**Work to be completed**
Quote each record exactly, please, leaving none out.

**Dataset listings of figures**
—————
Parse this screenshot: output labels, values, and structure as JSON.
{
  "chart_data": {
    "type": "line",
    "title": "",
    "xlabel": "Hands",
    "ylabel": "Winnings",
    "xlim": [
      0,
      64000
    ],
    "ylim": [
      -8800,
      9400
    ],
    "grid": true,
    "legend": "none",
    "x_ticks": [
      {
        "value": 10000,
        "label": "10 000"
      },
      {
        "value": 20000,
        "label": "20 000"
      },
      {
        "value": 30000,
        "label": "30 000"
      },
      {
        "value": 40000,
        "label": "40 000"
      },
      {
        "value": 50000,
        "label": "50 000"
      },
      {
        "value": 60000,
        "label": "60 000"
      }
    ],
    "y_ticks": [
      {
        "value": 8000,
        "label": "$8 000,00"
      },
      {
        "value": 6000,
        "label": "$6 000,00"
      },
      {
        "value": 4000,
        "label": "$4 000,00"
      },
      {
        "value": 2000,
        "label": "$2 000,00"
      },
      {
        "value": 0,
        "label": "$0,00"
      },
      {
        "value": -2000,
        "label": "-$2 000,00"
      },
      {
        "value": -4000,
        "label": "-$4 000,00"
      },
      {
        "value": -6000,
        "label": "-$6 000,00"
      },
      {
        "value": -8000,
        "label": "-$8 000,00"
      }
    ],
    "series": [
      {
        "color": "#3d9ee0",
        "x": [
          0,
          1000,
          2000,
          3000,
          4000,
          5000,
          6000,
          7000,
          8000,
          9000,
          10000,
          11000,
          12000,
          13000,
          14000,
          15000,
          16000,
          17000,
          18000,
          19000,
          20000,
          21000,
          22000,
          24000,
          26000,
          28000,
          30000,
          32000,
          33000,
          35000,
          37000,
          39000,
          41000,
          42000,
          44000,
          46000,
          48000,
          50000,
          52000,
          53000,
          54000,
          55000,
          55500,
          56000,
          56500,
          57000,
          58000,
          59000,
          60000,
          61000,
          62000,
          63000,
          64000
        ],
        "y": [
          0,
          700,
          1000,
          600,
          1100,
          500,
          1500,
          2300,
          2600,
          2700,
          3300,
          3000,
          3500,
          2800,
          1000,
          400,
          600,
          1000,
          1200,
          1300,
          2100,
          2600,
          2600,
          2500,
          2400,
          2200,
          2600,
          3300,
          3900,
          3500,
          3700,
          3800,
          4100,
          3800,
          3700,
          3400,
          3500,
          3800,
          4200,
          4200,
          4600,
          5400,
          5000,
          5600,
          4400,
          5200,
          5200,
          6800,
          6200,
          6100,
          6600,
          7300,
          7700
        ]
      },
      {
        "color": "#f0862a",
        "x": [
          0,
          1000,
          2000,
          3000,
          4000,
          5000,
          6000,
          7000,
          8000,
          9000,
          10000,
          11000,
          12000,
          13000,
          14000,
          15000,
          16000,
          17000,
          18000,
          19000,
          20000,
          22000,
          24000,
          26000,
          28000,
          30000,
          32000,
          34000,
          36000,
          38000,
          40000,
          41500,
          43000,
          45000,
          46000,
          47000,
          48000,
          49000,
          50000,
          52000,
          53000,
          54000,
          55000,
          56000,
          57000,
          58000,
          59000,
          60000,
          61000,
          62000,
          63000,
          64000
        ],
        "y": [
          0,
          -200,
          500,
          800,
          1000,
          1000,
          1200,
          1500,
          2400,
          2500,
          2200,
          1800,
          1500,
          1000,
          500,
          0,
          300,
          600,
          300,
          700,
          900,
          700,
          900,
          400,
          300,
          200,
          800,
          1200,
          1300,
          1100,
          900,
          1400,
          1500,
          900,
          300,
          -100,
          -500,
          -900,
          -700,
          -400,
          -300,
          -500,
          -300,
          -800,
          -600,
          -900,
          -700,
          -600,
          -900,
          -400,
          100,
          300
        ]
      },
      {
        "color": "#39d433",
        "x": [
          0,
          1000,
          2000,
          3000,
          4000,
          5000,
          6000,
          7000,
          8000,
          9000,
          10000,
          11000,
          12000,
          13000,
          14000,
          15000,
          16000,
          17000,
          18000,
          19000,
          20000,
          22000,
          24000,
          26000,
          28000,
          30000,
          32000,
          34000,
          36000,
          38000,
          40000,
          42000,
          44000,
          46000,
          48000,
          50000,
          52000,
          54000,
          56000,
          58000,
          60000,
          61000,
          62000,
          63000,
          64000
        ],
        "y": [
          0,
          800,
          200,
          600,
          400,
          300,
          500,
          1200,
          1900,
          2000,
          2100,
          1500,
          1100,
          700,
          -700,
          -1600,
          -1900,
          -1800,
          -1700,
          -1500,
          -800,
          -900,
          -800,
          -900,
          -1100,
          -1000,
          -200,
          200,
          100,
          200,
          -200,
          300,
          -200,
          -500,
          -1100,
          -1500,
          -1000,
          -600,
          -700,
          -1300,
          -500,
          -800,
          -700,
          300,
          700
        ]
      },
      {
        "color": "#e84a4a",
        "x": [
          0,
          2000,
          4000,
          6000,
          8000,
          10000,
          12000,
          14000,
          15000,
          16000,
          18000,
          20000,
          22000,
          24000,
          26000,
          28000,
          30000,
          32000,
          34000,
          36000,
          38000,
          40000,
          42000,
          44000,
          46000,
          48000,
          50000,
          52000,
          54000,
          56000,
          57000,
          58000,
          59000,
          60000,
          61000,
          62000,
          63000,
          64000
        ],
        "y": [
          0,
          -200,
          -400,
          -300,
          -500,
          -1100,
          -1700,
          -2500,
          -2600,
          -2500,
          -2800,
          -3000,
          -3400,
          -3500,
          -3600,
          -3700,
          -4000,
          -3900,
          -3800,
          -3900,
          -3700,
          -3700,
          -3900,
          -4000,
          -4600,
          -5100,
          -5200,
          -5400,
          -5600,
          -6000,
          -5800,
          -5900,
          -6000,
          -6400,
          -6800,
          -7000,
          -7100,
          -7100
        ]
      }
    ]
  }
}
—————
**Reply to the exercise**
Parse this screenshot: output labels, values, and structure as JSON.
{
  "chart_data": {
    "type": "line",
    "title": "",
    "xlabel": "Hands",
    "ylabel": "Winnings",
    "xlim": [
      0,
      64000
    ],
    "ylim": [
      -8800,
      9400
    ],
    "grid": true,
    "legend": "none",
    "x_ticks": [
      {
        "value": 10000,
        "label": "10 000"
      },
      {
        "value": 20000,
        "label": "20 000"
      },
      {
        "value": 30000,
        "label": "30 000"
      },
      {
        "value": 40000,
        "label": "40 000"
      },
      {
        "value": 50000,
        "label": "50 000"
      },
      {
        "value": 60000,
        "label": "60 000"
      }
    ],
    "y_ticks": [
      {
        "value": 8000,
        "label": "$8 000,00"
      },
      {
        "value": 6000,
        "label": "$6 000,00"
      },
      {
        "value": 4000,
        "label": "$4 000,00"
      },
      {
        "value": 2000,
        "label": "$2 000,00"
      },
      {
        "value": 0,
        "label": "$0,00"
      },
      {
        "value": -2000,
        "label": "-$2 000,00"
      },
      {
        "value": -4000,
        "label": "-$4 000,00"
      },
      {
        "value": -6000,
        "label": "-$6 000,00"
      },
      {
        "value": -8000,
        "label": "-$8 000,00"
      }
    ],
    "series": [
      {
        "color": "#3d9ee0",
        "x": [
          0,
          1000,
          2000,
          3000,
          4000,
          5000,
          6000,
          7000,
          8000,
          9000,
          10000,
          11000,
          12000,
          13000,
          14000,
          15000,
          16000,
          17000,
          18000,
          19000,
          20000,
          21000,
          22000,
          24000,
          26000,
          28000,
          30000,
          32000,
          33000,
          35000,
          37000,
          39000,
          41000,
          42000,
          44000,
          46000,
          48000,
          50000,
          52000,
          53000,
          54000,
          55000,
          55500,
          56000,
          56500,
          57000,
          58000,
          59000,
          60000,
          61000,
          62000,
          63000,
          64000
        ],
        "y": [
          0,
          700,
          1000,
          600,
          1100,
          500,
          1500,
          2300,
          2600,
          2700,
          3300,
          3000,
          3500,
          2800,
          1000,
          400,
          600,
          1000,
          1200,
          1300,
          2100,
          2600,
          2600,
          2500,
          2400,
          2200,
          2600,
          3300,
          3900,
          3500,
          3700,
          3800,
          4100,
          3800,
          3700,
          3400,
          3500,
          3800,
          4200,
          4200,
          4600,
          5400,
          5000,
          5600,
          4400,
          5200,
          5200,
          6800,
          6200,
          6100,
          6600,
          7300,
          7700
        ]
      },
      {
        "color": "#f0862a",
        "x": [
          0,
          1000,
          2000,
          3000,
          4000,
          5000,
          6000,
          7000,
          8000,
          9000,
          10000,
          11000,
          12000,
          13000,
          14000,
          15000,
          16000,
          17000,
          18000,
          19000,
          20000,
          22000,
          24000,
          26000,
          28000,
          30000,
          32000,
          34000,
          36000,
          38000,
          40000,
          41500,
          43000,
          45000,
          46000,
          47000,
          48000,
          49000,
          50000,
          52000,
          53000,
          54000,
          55000,
          56000,
          57000,
          58000,
          59000,
          60000,
          61000,
          62000,
          63000,
          64000
        ],
        "y": [
          0,
          -200,
          500,
          800,
          1000,
          1000,
          1200,
          1500,
          2400,
          2500,
          2200,
          1800,
          1500,
          1000,
          500,
          0,
          300,
          600,
          300,
          700,
          900,
          700,
          900,
          400,
          300,
          200,
          800,
          1200,
          1300,
          1100,
          900,
          1400,
          1500,
          900,
          300,
          -100,
          -500,
          -900,
          -700,
          -400,
          -300,
          -500,
          -300,
          -800,
          -600,
          -900,
          -700,
          -600,
          -900,
          -400,
          100,
          300
        ]
      },
      {
        "color": "#39d433",
        "x": [
          0,
          1000,
          2000,
          3000,
          4000,
          5000,
          6000,
          7000,
          8000,
          9000,
          10000,
          11000,
          12000,
          13000,
          14000,
          15000,
          16000,
          17000,
          18000,
          19000,
          20000,
          22000,
          24000,
          26000,
          28000,
          30000,
          32000,
          34000,
          36000,
          38000,
          40000,
          42000,
          44000,
          46000,
          48000,
          50000,
          52000,
          54000,
          56000,
          58000,
          60000,
          61000,
          62000,
          63000,
          64000
        ],
        "y": [
          0,
          800,
          200,
          600,
          400,
          300,
          500,
          1200,
          1900,
          2000,
          2100,
          1500,
          1100,
          700,
          -700,
          -1600,
          -1900,
          -1800,
          -1700,
          -1500,
          -800,
          -900,
          -800,
          -900,
          -1100,
          -1000,
          -200,
          200,
          100,
          200,
          -200,
          300,
          -200,
          -500,
          -1100,
          -1500,
          -1000,
          -600,
          -700,
          -1300,
          -500,
          -800,
          -700,
          300,
          700
        ]
      },
      {
        "color": "#e84a4a",
        "x": [
          0,
          2000,
          4000,
          6000,
          8000,
          10000,
          12000,
          14000,
          15000,
          16000,
          18000,
          20000,
          22000,
          24000,
          26000,
          28000,
          30000,
          32000,
          34000,
          36000,
          38000,
          40000,
          42000,
          44000,
          46000,
          48000,
          50000,
          52000,
          54000,
          56000,
          57000,
          58000,
          59000,
          60000,
          61000,
          62000,
          63000,
          64000
        ],
        "y": [
          0,
          -200,
          -400,
          -300,
          -500,
          -1100,
          -1700,
          -2500,
          -2600,
          -2500,
          -2800,
          -3000,
          -3400,
          -3500,
          -3600,
          -3700,
          -4000,
          -3900,
          -3800,
          -3900,
          -3700,
          -3700,
          -3900,
          -4000,
          -4600,
          -5100,
          -5200,
          -5400,
          -5600,
          -6000,
          -5800,
          -5900,
          -6000,
          -6400,
          -6800,
          -7000,
          -7100,
          -7100
        ]
      }
    ]
  }
}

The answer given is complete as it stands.